▶ _Task statement_: Every record below, from first to last: print it exactly as shown.

▶ _Provided data_:
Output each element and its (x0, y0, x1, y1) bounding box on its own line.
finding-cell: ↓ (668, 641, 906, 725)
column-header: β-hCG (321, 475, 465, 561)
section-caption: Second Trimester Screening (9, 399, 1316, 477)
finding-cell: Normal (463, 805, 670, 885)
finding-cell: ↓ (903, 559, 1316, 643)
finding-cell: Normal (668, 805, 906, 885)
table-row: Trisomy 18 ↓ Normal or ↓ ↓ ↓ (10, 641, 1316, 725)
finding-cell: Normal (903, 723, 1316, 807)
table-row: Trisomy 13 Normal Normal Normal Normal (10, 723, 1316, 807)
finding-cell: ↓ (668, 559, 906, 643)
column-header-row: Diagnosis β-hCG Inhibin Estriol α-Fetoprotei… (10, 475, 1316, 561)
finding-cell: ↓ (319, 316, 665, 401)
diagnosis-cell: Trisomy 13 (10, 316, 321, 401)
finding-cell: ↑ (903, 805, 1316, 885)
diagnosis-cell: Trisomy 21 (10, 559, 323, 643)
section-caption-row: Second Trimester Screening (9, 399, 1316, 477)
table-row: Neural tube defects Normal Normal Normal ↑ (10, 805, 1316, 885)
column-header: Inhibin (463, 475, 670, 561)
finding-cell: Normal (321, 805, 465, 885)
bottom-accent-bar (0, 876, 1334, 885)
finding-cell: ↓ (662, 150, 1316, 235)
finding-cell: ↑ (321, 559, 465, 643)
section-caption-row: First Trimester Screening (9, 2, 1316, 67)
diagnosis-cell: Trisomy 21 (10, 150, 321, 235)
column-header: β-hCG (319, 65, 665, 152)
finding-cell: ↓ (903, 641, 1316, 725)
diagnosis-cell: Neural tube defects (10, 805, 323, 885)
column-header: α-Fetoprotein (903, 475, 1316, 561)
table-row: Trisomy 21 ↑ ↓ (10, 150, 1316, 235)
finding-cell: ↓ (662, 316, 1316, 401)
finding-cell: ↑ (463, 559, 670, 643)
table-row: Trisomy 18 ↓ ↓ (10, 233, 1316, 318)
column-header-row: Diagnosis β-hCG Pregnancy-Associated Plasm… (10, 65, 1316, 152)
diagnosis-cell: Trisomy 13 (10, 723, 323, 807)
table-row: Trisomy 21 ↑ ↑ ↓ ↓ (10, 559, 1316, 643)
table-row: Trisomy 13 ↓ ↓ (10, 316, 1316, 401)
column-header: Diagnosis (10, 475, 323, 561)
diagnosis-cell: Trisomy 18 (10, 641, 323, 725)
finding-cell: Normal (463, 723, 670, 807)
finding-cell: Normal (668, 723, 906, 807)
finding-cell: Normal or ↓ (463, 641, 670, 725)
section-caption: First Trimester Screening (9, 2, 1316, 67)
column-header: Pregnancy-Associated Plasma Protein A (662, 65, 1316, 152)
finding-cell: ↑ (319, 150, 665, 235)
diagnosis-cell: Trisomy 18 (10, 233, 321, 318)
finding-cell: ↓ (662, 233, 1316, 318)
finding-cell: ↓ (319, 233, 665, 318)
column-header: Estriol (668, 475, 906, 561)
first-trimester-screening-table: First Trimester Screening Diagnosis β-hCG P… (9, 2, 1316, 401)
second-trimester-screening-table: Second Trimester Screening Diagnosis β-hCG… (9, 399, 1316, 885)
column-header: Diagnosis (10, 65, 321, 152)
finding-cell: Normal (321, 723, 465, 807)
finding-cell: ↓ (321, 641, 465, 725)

▶ _Answer section_:
Output each element and its (x0, y0, x1, y1) bounding box on its own line.
finding-cell: ↓ (668, 641, 906, 725)
column-header: β-hCG (321, 475, 465, 561)
section-caption: Second Trimester Screening (9, 399, 1316, 477)
finding-cell: Normal (463, 805, 670, 885)
finding-cell: ↓ (903, 559, 1316, 643)
finding-cell: Normal (668, 805, 906, 885)
table-row: Trisomy 18 ↓ Normal or ↓ ↓ ↓ (10, 641, 1316, 725)
finding-cell: Normal (903, 723, 1316, 807)
table-row: Trisomy 13 Normal Normal Normal Normal (10, 723, 1316, 807)
finding-cell: ↓ (668, 559, 906, 643)
column-header-row: Diagnosis β-hCG Inhibin Estriol α-Fetoprotei… (10, 475, 1316, 561)
finding-cell: ↓ (319, 316, 665, 401)
diagnosis-cell: Trisomy 13 (10, 316, 321, 401)
finding-cell: ↑ (903, 805, 1316, 885)
diagnosis-cell: Trisomy 21 (10, 559, 323, 643)
section-caption-row: Second Trimester Screening (9, 399, 1316, 477)
table-row: Neural tube defects Normal Normal Normal ↑ (10, 805, 1316, 885)
column-header: Inhibin (463, 475, 670, 561)
finding-cell: Normal (321, 805, 465, 885)
bottom-accent-bar (0, 876, 1334, 885)
finding-cell: ↓ (662, 150, 1316, 235)
finding-cell: ↑ (321, 559, 465, 643)
section-caption-row: First Trimester Screening (9, 2, 1316, 67)
diagnosis-cell: Trisomy 21 (10, 150, 321, 235)
column-header: β-hCG (319, 65, 665, 152)
finding-cell: ↓ (903, 641, 1316, 725)
diagnosis-cell: Neural tube defects (10, 805, 323, 885)
column-header: α-Fetoprotein (903, 475, 1316, 561)
table-row: Trisomy 21 ↑ ↓ (10, 150, 1316, 235)
finding-cell: ↓ (662, 316, 1316, 401)
finding-cell: ↑ (463, 559, 670, 643)
table-row: Trisomy 18 ↓ ↓ (10, 233, 1316, 318)
column-header-row: Diagnosis β-hCG Pregnancy-Associated Plasm… (10, 65, 1316, 152)
diagnosis-cell: Trisomy 13 (10, 723, 323, 807)
table-row: Trisomy 21 ↑ ↑ ↓ ↓ (10, 559, 1316, 643)
table-row: Trisomy 13 ↓ ↓ (10, 316, 1316, 401)
column-header: Diagnosis (10, 475, 323, 561)
diagnosis-cell: Trisomy 18 (10, 641, 323, 725)
finding-cell: Normal (463, 723, 670, 807)
finding-cell: Normal (668, 723, 906, 807)
finding-cell: Normal or ↓ (463, 641, 670, 725)
section-caption: First Trimester Screening (9, 2, 1316, 67)
column-header: Pregnancy-Associated Plasma Protein A (662, 65, 1316, 152)
finding-cell: ↑ (319, 150, 665, 235)
diagnosis-cell: Trisomy 18 (10, 233, 321, 318)
finding-cell: ↓ (662, 233, 1316, 318)
finding-cell: ↓ (319, 233, 665, 318)
column-header: Estriol (668, 475, 906, 561)
first-trimester-screening-table: First Trimester Screening Diagnosis β-hCG P… (9, 2, 1316, 401)
second-trimester-screening-table: Second Trimester Screening Diagnosis β-hCG… (9, 399, 1316, 885)
column-header: Diagnosis (10, 65, 321, 152)
finding-cell: Normal (321, 723, 465, 807)
finding-cell: ↓ (321, 641, 465, 725)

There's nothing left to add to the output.